Items from a dataset

########################################

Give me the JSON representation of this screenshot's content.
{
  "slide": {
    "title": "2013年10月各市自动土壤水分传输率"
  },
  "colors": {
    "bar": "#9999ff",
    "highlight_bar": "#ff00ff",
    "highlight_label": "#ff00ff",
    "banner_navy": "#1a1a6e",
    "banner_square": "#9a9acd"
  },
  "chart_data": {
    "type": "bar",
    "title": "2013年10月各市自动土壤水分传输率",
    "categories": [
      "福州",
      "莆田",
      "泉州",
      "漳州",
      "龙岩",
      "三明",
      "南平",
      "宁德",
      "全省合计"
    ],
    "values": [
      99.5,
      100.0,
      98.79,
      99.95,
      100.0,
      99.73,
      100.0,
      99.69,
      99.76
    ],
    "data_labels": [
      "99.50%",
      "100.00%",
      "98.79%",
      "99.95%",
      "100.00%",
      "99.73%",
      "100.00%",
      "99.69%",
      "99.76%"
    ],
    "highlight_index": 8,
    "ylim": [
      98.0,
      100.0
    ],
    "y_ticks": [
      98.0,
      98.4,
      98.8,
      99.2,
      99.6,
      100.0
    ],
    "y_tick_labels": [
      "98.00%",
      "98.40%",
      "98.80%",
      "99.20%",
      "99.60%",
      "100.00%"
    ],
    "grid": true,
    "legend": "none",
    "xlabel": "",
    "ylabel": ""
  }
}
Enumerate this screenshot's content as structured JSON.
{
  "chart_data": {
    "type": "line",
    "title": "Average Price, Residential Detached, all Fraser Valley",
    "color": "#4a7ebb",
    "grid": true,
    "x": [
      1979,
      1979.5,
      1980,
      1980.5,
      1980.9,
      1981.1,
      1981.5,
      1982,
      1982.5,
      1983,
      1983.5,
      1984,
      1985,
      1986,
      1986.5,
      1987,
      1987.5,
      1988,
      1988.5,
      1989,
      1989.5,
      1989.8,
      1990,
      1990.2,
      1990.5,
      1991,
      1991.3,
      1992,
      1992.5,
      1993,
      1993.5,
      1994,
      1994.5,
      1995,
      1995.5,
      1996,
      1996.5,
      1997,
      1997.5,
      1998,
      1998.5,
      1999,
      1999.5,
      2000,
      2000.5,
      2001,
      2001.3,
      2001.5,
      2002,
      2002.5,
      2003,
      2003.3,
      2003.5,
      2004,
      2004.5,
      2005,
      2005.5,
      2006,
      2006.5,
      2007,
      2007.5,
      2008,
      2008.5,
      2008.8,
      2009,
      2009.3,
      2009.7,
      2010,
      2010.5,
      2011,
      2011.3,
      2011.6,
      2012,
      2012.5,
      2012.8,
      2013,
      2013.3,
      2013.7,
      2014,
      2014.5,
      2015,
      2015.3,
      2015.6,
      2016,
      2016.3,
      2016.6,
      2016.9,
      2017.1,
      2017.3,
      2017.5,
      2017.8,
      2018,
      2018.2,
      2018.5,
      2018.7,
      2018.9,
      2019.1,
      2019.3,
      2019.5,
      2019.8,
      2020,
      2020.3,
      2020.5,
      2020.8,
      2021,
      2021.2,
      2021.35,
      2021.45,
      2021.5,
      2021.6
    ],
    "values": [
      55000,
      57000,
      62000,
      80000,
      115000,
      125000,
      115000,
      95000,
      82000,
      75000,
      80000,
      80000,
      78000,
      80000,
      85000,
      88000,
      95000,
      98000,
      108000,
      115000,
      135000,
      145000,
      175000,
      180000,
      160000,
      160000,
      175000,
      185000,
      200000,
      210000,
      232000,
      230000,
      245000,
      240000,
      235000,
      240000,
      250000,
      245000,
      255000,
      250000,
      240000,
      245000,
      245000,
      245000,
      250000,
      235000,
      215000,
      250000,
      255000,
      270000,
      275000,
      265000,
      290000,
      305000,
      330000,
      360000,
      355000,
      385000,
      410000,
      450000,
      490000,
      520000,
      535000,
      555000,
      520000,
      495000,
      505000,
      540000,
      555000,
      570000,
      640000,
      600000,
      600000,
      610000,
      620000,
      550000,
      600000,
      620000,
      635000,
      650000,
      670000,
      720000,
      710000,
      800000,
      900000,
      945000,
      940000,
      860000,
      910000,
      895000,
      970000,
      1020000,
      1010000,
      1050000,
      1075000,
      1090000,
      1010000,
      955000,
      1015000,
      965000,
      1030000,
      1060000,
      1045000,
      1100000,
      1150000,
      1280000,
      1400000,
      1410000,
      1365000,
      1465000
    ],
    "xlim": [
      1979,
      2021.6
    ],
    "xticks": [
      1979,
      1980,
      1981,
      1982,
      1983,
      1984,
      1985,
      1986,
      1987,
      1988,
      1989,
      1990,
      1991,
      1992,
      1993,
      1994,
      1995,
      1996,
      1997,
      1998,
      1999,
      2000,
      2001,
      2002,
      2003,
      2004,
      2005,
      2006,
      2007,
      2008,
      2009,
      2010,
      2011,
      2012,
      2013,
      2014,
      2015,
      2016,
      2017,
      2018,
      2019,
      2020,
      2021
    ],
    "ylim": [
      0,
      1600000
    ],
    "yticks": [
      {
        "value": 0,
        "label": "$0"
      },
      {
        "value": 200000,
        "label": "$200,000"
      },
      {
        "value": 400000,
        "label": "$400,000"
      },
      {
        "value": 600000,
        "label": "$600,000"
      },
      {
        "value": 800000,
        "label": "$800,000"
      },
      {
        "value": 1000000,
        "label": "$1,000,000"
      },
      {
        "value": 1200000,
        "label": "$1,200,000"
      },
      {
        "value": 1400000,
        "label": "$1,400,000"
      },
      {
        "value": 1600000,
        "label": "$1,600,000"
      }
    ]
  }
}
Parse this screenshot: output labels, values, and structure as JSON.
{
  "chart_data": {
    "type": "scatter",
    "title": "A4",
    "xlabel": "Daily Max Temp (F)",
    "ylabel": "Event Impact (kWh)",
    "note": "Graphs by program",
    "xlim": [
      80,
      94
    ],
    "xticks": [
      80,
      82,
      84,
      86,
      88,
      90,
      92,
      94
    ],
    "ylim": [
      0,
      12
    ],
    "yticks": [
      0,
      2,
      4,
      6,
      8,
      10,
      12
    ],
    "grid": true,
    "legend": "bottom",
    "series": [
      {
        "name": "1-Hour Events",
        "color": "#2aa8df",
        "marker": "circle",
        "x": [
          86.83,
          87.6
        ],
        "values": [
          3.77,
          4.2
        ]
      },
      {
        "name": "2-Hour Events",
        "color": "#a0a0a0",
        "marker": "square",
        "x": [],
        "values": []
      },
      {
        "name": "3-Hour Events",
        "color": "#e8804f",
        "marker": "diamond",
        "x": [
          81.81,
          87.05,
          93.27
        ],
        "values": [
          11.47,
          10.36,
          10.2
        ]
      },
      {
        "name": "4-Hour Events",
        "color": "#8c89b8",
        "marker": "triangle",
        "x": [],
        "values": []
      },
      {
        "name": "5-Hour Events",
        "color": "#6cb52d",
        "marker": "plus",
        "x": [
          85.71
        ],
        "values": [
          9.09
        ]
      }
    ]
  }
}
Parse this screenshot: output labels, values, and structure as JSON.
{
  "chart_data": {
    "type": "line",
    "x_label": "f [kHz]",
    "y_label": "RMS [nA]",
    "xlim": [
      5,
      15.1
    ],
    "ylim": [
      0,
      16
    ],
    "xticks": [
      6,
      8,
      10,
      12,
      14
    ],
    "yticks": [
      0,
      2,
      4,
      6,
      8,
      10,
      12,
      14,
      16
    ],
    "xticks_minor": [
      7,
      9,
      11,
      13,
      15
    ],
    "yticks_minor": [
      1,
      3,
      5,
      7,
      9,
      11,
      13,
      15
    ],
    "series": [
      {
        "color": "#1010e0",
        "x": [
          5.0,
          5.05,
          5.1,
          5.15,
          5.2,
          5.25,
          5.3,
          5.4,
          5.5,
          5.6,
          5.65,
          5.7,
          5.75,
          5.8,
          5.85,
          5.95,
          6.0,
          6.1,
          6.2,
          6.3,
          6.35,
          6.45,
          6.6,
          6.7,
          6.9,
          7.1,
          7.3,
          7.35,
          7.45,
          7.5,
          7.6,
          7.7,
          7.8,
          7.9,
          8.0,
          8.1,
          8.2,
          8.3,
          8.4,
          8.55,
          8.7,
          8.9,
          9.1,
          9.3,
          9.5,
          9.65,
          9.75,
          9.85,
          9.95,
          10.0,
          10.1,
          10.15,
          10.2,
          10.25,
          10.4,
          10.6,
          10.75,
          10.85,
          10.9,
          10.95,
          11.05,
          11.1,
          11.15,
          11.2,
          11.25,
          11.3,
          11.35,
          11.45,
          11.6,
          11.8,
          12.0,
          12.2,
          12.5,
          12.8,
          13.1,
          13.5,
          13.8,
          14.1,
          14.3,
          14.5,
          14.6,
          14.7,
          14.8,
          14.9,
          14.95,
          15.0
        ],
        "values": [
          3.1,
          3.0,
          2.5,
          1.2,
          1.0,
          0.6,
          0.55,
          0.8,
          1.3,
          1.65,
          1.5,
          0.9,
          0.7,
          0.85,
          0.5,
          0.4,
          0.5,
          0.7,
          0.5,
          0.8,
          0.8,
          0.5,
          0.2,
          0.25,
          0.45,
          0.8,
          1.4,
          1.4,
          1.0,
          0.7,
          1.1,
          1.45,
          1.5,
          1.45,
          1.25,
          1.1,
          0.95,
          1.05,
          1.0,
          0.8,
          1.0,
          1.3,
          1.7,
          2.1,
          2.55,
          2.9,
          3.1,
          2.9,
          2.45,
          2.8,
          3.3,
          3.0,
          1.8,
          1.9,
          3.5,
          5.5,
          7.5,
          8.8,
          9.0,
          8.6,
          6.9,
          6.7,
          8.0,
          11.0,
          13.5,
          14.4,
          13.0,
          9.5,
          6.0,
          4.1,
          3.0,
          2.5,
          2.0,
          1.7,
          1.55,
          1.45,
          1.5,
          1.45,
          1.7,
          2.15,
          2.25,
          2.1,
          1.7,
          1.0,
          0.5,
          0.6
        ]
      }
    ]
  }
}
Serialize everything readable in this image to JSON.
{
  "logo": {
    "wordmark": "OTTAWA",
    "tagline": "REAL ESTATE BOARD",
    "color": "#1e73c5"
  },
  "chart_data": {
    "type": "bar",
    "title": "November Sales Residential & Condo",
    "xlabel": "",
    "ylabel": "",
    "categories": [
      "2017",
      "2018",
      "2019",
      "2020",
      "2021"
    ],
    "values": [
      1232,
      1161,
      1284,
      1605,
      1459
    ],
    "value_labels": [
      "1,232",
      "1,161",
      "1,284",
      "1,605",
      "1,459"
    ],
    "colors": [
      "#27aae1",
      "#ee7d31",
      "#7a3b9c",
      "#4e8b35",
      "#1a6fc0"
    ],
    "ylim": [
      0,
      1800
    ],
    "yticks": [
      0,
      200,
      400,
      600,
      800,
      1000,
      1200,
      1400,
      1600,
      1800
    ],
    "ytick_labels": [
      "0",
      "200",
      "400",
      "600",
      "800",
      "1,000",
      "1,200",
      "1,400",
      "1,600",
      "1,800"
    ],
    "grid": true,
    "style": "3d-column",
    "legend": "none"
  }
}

########################################

> _WORK INSTRUCTIONS_: Your task is to return, exactly and on their own, the lines from the one containing "Serialize everything readable" through the last line of the listing.

> _EXPECTED ANSWER_:
Serialize everything readable in this image to JSON.
{
  "logo": {
    "wordmark": "OTTAWA",
    "tagline": "REAL ESTATE BOARD",
    "color": "#1e73c5"
  },
  "chart_data": {
    "type": "bar",
    "title": "November Sales Residential & Condo",
    "xlabel": "",
    "ylabel": "",
    "categories": [
      "2017",
      "2018",
      "2019",
      "2020",
      "2021"
    ],
    "values": [
      1232,
      1161,
      1284,
      1605,
      1459
    ],
    "value_labels": [
      "1,232",
      "1,161",
      "1,284",
      "1,605",
      "1,459"
    ],
    "colors": [
      "#27aae1",
      "#ee7d31",
      "#7a3b9c",
      "#4e8b35",
      "#1a6fc0"
    ],
    "ylim": [
      0,
      1800
    ],
    "yticks": [
      0,
      200,
      400,
      600,
      800,
      1000,
      1200,
      1400,
      1600,
      1800
    ],
    "ytick_labels": [
      "0",
      "200",
      "400",
      "600",
      "800",
      "1,000",
      "1,200",
      "1,400",
      "1,600",
      "1,800"
    ],
    "grid": true,
    "style": "3d-column",
    "legend": "none"
  }
}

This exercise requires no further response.